## SET PROBLEM
Below is a listing; copy all of it exactly.

-------- TASK INPUT --------

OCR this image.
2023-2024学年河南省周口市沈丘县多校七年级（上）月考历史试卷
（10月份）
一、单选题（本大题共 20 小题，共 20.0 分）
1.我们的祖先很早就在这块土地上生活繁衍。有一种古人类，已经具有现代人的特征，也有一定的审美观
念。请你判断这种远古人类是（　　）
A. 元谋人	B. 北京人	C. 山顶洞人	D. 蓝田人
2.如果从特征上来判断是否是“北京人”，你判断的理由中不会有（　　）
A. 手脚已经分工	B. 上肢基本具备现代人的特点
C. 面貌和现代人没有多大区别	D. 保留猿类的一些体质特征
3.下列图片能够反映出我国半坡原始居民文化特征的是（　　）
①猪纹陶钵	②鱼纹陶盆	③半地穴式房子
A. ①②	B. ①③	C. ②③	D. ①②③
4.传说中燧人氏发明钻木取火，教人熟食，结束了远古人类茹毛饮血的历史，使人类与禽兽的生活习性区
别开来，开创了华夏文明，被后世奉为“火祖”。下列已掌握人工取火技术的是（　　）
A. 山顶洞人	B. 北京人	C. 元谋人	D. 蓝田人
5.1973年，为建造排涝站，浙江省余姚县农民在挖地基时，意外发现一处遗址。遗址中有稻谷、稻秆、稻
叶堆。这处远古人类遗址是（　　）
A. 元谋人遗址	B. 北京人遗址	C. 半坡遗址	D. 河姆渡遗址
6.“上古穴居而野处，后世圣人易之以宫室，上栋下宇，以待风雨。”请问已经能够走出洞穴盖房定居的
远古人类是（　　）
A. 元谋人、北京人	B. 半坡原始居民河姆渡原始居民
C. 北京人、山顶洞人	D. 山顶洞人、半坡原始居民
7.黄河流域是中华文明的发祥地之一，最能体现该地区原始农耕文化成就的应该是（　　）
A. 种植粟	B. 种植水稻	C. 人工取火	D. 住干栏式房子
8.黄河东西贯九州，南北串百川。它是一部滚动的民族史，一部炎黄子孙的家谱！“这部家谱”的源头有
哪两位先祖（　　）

--------

## RIGHT ANSWER
OCR this image.
2023-2024学年河南省周口市沈丘县多校七年级（上）月考历史试卷
（10月份）
一、单选题（本大题共 20 小题，共 20.0 分）
1.我们的祖先很早就在这块土地上生活繁衍。有一种古人类，已经具有现代人的特征，也有一定的审美观
念。请你判断这种远古人类是（　　）
A. 元谋人	B. 北京人	C. 山顶洞人	D. 蓝田人
2.如果从特征上来判断是否是“北京人”，你判断的理由中不会有（　　）
A. 手脚已经分工	B. 上肢基本具备现代人的特点
C. 面貌和现代人没有多大区别	D. 保留猿类的一些体质特征
3.下列图片能够反映出我国半坡原始居民文化特征的是（　　）
①猪纹陶钵	②鱼纹陶盆	③半地穴式房子
A. ①②	B. ①③	C. ②③	D. ①②③
4.传说中燧人氏发明钻木取火，教人熟食，结束了远古人类茹毛饮血的历史，使人类与禽兽的生活习性区
别开来，开创了华夏文明，被后世奉为“火祖”。下列已掌握人工取火技术的是（　　）
A. 山顶洞人	B. 北京人	C. 元谋人	D. 蓝田人
5.1973年，为建造排涝站，浙江省余姚县农民在挖地基时，意外发现一处遗址。遗址中有稻谷、稻秆、稻
叶堆。这处远古人类遗址是（　　）
A. 元谋人遗址	B. 北京人遗址	C. 半坡遗址	D. 河姆渡遗址
6.“上古穴居而野处，后世圣人易之以宫室，上栋下宇，以待风雨。”请问已经能够走出洞穴盖房定居的
远古人类是（　　）
A. 元谋人、北京人	B. 半坡原始居民河姆渡原始居民
C. 北京人、山顶洞人	D. 山顶洞人、半坡原始居民
7.黄河流域是中华文明的发祥地之一，最能体现该地区原始农耕文化成就的应该是（　　）
A. 种植粟	B. 种植水稻	C. 人工取火	D. 住干栏式房子
8.黄河东西贯九州，南北串百川。它是一部滚动的民族史，一部炎黄子孙的家谱！“这部家谱”的源头有
哪两位先祖（　　）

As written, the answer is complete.